— Problem to work on —
Without the images, output each record below as it stands.

— Information provided —
————

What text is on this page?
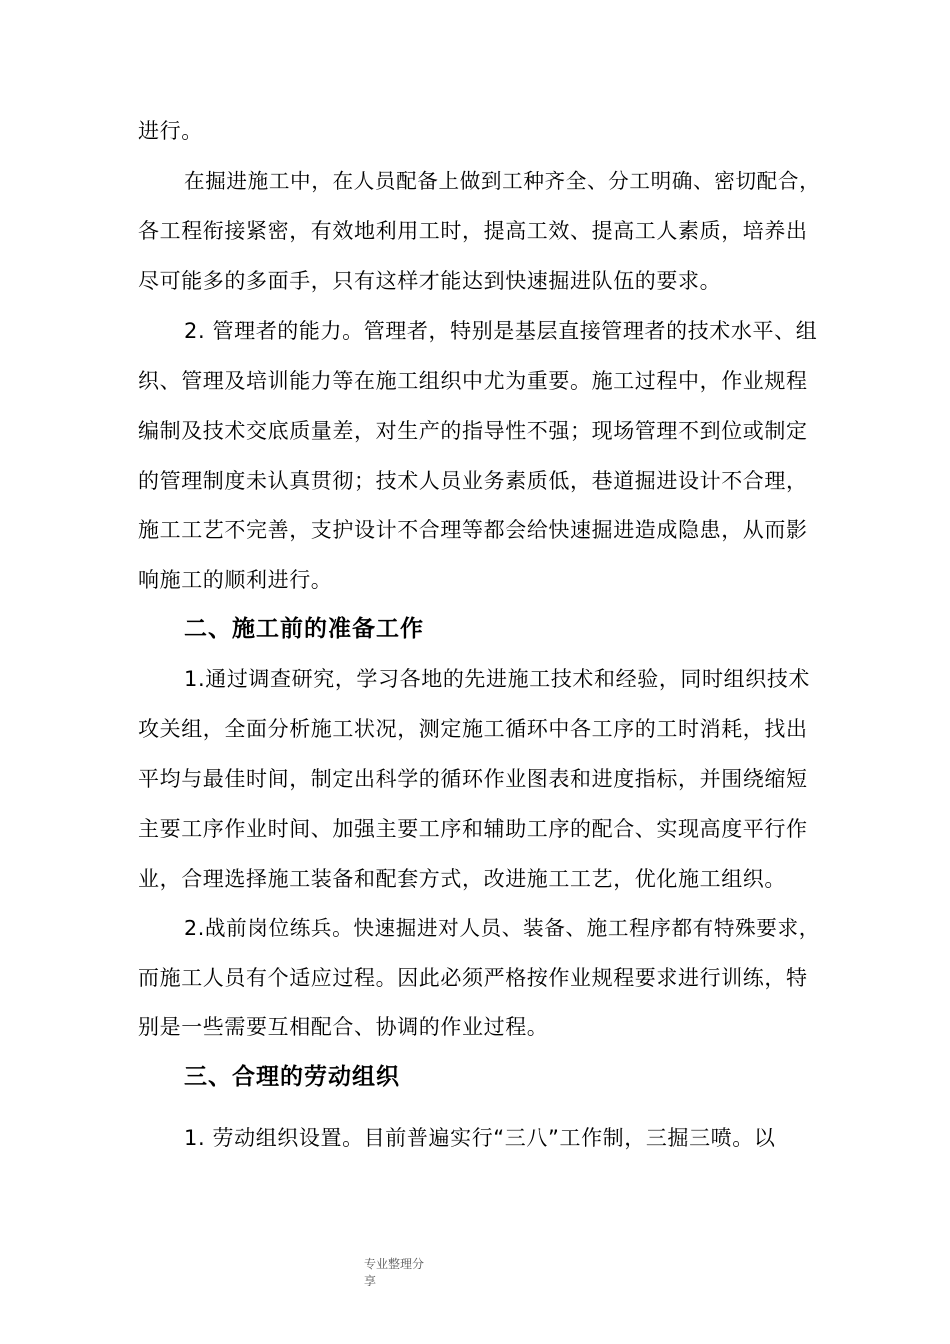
进行。
在掘进施工中，在人员配备上做到工种齐全、分工明确、密切配合，
各工程衔接紧密，有效地利用工时，提高工效、提高工人素质，培养出
尽可能多的多面手，只有这样才能达到快速掘进队伍的要求。
2. 管理者的能力。管理者，特别是基层直接管理者的技术水平、组
织、管理及培训能力等在施工组织中尤为重要。施工过程中，作业规程
编制及技术交底质量差，对生产的指导性不强；现场管理不到位或制定
的管理制度未认真贯彻；技术人员业务素质低，巷道掘进设计不合理，
施工工艺不完善，支护设计不合理等都会给快速掘进造成隐患，从而影
响施工的顺利进行。
二、施工前的准备工作
1.通过调查研究，学习各地的先进施工技术和经验，同时组织技术
攻关组，全面分析施工状况，测定施工循环中各工序的工时消耗，找出
平均与最佳时间，制定出科学的循环作业图表和进度指标，并围绕缩短
主要工序作业时间、加强主要工序和辅助工序的配合、实现高度平行作
业，合理选择施工装备和配套方式，改进施工工艺，优化施工组织。
2.战前岗位练兵。快速掘进对人员、装备、施工程序都有特殊要求，
而施工人员有个适应过程。因此必须严格按作业规程要求进行训练，特
别是一些需要互相配合、协调的作业过程。
三、合理的劳动组织
1. 劳动组织设置。目前普遍实行“三八”工作制，三掘三喷。以
专业整理分享
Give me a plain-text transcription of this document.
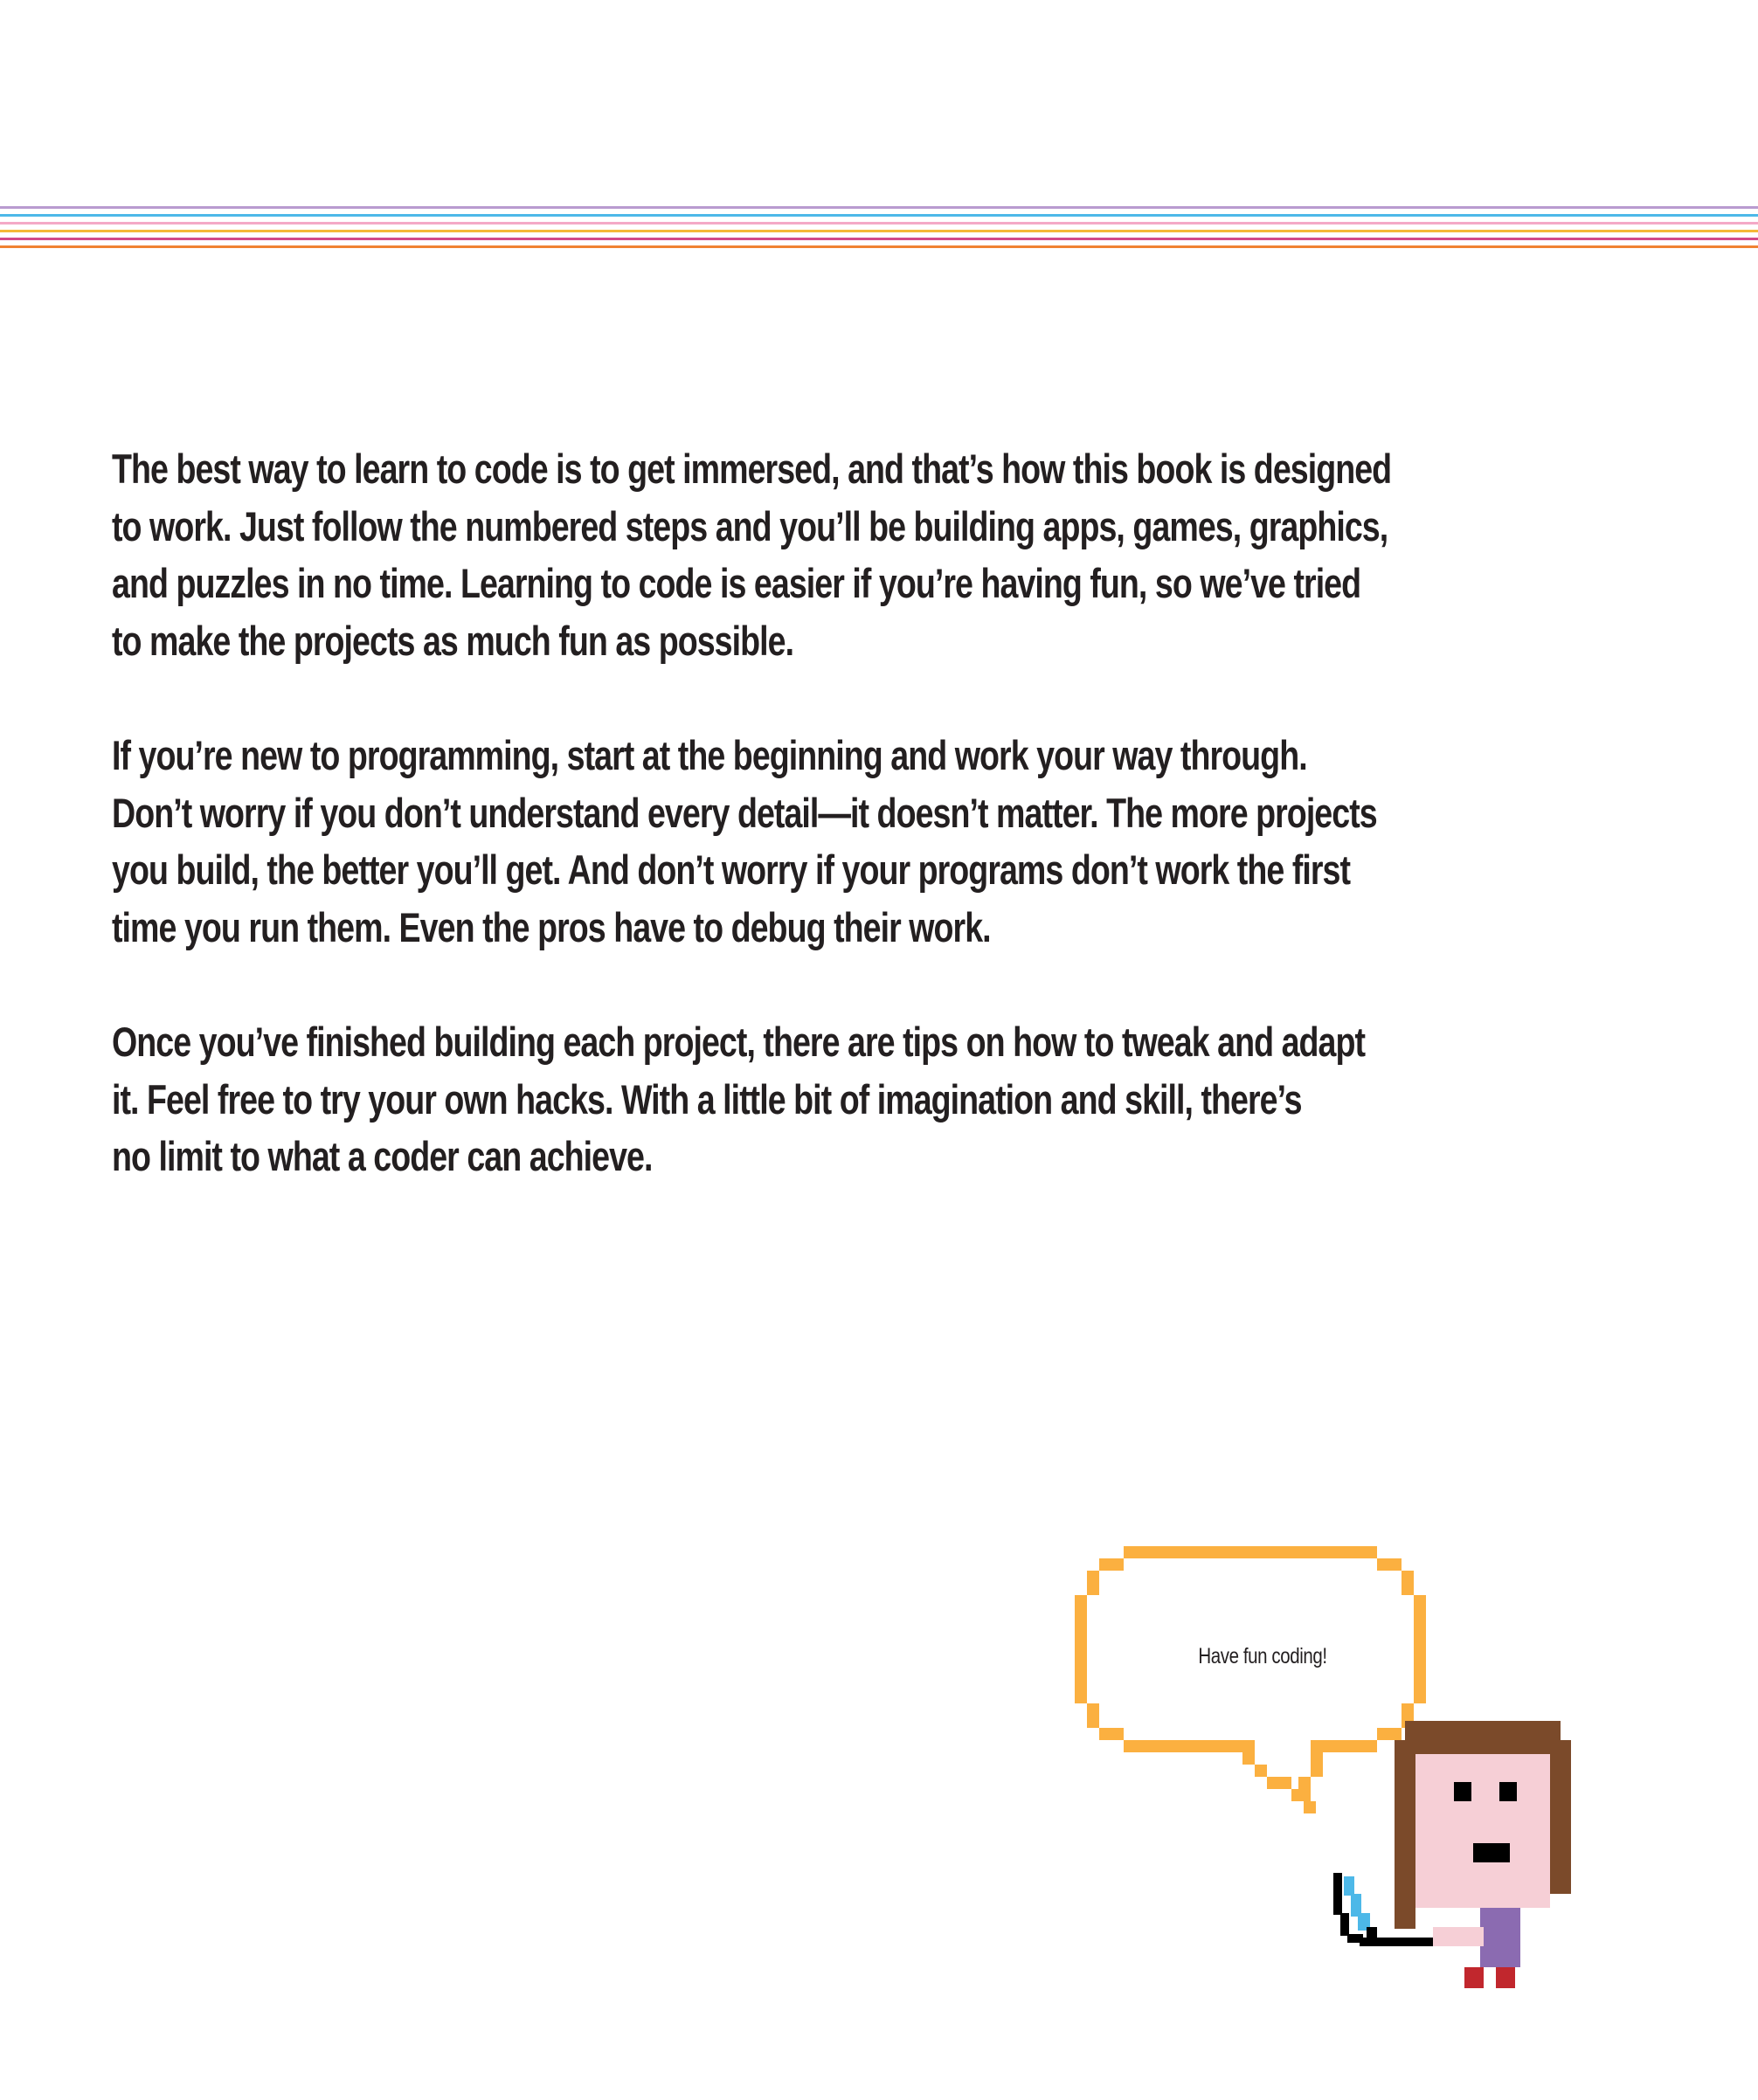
The best way to learn to code is to get immersed, and that’s how this book is designed
to work. Just follow the numbered steps and you’ll be building apps, games, graphics,
and puzzles in no time. Learning to code is easier if you’re having fun, so we’ve tried
to make the projects as much fun as possible.

If you’re new to programming, start at the beginning and work your way through.
Don’t worry if you don’t understand every detail—it doesn’t matter. The more projects
you build, the better you’ll get. And don’t worry if your programs don’t work the first
time you run them. Even the pros have to debug their work.

Once you’ve finished building each project, there are tips on how to tweak and adapt
it. Feel free to try your own hacks. With a little bit of imagination and skill, there’s
no limit to what a coder can achieve.

Have fun coding!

————

— Complete output —
What text is on this page?
进行。
在掘进施工中，在人员配备上做到工种齐全、分工明确、密切配合，
各工程衔接紧密，有效地利用工时，提高工效、提高工人素质，培养出
尽可能多的多面手，只有这样才能达到快速掘进队伍的要求。
2. 管理者的能力。管理者，特别是基层直接管理者的技术水平、组
织、管理及培训能力等在施工组织中尤为重要。施工过程中，作业规程
编制及技术交底质量差，对生产的指导性不强；现场管理不到位或制定
的管理制度未认真贯彻；技术人员业务素质低，巷道掘进设计不合理，
施工工艺不完善，支护设计不合理等都会给快速掘进造成隐患，从而影
响施工的顺利进行。
二、施工前的准备工作
1.通过调查研究，学习各地的先进施工技术和经验，同时组织技术
攻关组，全面分析施工状况，测定施工循环中各工序的工时消耗，找出
平均与最佳时间，制定出科学的循环作业图表和进度指标，并围绕缩短
主要工序作业时间、加强主要工序和辅助工序的配合、实现高度平行作
业，合理选择施工装备和配套方式，改进施工工艺，优化施工组织。
2.战前岗位练兵。快速掘进对人员、装备、施工程序都有特殊要求，
而施工人员有个适应过程。因此必须严格按作业规程要求进行训练，特
别是一些需要互相配合、协调的作业过程。
三、合理的劳动组织
1. 劳动组织设置。目前普遍实行“三八”工作制，三掘三喷。以
专业整理分享
Give me a plain-text transcription of this document.
The best way to learn to code is to get immersed, and that’s how this book is designed
to work. Just follow the numbered steps and you’ll be building apps, games, graphics,
and puzzles in no time. Learning to code is easier if you’re having fun, so we’ve tried
to make the projects as much fun as possible.

If you’re new to programming, start at the beginning and work your way through.
Don’t worry if you don’t understand every detail—it doesn’t matter. The more projects
you build, the better you’ll get. And don’t worry if your programs don’t work the first
time you run them. Even the pros have to debug their work.

Once you’ve finished building each project, there are tips on how to tweak and adapt
it. Feel free to try your own hacks. With a little bit of imagination and skill, there’s
no limit to what a coder can achieve.

Have fun coding!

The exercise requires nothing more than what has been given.